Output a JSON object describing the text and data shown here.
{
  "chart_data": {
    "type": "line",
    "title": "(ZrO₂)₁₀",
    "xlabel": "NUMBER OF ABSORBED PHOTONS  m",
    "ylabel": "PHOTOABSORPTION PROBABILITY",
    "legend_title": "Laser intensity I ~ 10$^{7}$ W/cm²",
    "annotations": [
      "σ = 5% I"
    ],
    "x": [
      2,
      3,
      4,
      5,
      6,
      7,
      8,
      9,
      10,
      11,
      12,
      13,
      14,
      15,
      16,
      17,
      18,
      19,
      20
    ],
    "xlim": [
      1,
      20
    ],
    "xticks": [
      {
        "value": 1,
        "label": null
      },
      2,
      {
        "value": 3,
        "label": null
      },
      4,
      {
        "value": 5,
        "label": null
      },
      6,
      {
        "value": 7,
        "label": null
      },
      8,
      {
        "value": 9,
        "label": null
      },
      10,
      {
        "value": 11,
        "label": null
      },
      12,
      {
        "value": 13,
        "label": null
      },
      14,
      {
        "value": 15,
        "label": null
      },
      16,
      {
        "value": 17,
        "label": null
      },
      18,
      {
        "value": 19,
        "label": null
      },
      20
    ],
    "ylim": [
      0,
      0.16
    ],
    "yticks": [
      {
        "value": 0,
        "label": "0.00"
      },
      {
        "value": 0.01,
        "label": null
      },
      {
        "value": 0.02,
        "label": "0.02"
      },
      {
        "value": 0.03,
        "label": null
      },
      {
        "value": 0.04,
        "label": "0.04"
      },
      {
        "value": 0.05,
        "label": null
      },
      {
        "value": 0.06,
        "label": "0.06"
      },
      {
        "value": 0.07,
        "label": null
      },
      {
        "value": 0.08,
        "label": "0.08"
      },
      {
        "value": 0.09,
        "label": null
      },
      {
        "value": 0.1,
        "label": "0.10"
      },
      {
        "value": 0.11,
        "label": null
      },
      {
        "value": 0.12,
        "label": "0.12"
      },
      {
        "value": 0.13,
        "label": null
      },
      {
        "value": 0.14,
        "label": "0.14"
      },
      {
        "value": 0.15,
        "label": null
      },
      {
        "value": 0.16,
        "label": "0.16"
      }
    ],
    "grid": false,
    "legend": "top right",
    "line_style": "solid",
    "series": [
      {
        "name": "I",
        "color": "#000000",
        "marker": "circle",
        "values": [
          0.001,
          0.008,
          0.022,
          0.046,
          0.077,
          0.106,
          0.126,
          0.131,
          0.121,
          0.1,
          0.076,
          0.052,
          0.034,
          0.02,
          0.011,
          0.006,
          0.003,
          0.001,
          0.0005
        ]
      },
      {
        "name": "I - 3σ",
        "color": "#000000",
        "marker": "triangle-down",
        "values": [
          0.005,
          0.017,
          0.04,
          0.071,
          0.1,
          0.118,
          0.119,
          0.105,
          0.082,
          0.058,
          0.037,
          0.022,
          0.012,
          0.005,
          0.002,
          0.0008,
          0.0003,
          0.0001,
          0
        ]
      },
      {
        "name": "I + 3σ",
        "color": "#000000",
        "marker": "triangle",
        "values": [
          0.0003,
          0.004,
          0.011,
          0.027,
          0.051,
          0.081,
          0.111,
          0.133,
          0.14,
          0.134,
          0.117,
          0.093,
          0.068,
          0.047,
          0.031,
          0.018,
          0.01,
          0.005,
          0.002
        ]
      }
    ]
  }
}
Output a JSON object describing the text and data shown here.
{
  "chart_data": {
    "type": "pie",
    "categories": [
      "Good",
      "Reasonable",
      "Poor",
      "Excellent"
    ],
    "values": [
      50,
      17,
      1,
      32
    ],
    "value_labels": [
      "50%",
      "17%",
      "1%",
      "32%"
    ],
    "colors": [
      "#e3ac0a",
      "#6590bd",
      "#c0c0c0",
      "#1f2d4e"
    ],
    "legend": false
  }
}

___

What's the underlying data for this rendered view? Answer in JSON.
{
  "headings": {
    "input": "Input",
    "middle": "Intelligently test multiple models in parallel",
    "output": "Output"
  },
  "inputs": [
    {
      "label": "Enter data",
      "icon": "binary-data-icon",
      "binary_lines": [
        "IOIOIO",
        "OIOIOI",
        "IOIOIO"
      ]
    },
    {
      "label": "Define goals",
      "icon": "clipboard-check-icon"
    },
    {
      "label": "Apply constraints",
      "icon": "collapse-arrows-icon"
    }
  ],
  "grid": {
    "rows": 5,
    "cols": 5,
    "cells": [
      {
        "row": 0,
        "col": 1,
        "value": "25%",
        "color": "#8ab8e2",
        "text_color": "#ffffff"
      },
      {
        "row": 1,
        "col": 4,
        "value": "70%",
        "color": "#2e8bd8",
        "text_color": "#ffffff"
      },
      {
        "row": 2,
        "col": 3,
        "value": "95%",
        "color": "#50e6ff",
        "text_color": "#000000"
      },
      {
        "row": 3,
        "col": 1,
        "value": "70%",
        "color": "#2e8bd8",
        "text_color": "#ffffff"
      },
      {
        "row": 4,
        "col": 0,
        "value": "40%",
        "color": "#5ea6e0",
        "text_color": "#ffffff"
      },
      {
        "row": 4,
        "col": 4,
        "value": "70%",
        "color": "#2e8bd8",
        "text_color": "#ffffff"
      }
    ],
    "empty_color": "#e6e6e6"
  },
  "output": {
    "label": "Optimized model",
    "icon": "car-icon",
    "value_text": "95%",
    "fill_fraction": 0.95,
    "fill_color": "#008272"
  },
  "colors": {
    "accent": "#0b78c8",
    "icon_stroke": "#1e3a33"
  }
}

___

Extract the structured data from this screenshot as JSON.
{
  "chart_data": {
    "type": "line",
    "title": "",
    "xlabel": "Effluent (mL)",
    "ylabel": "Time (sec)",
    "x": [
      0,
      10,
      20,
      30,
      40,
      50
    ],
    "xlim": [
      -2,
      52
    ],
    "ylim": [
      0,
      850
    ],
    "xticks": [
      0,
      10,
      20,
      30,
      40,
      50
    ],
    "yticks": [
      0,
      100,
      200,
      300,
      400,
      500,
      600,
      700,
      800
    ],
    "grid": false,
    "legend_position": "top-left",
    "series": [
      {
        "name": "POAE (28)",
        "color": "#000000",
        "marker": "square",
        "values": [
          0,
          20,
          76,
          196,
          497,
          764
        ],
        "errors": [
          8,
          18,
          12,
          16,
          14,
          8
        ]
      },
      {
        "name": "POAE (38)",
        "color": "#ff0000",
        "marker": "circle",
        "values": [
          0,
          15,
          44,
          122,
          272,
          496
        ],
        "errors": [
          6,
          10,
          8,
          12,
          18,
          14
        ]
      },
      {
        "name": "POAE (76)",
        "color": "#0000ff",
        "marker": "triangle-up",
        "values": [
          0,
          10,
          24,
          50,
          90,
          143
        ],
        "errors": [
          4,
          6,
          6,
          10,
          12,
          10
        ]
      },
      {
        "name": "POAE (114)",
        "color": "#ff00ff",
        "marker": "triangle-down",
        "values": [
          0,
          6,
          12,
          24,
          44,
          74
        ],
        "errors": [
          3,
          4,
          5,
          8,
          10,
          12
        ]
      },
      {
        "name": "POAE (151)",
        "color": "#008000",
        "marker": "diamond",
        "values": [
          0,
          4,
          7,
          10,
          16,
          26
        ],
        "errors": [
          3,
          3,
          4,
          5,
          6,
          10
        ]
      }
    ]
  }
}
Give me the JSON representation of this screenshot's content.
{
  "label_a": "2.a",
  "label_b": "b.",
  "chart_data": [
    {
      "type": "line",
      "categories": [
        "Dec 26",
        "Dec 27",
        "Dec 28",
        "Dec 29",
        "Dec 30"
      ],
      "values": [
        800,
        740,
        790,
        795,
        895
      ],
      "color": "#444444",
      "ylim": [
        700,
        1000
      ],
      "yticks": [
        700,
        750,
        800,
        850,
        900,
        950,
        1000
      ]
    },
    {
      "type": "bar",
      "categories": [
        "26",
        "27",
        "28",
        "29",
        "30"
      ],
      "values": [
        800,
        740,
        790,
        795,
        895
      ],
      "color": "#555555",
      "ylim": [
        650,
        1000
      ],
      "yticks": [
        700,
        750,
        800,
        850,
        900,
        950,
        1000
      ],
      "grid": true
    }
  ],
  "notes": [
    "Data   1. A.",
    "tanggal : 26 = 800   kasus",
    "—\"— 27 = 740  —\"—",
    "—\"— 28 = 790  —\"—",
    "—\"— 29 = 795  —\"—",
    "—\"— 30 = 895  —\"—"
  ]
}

___

Pick out the lines that include the word "this" and write them out.

What's the underlying data for this rendered view? Answer in JSON.
Extract the structured data from this screenshot as JSON.
Give me the JSON representation of this screenshot's content.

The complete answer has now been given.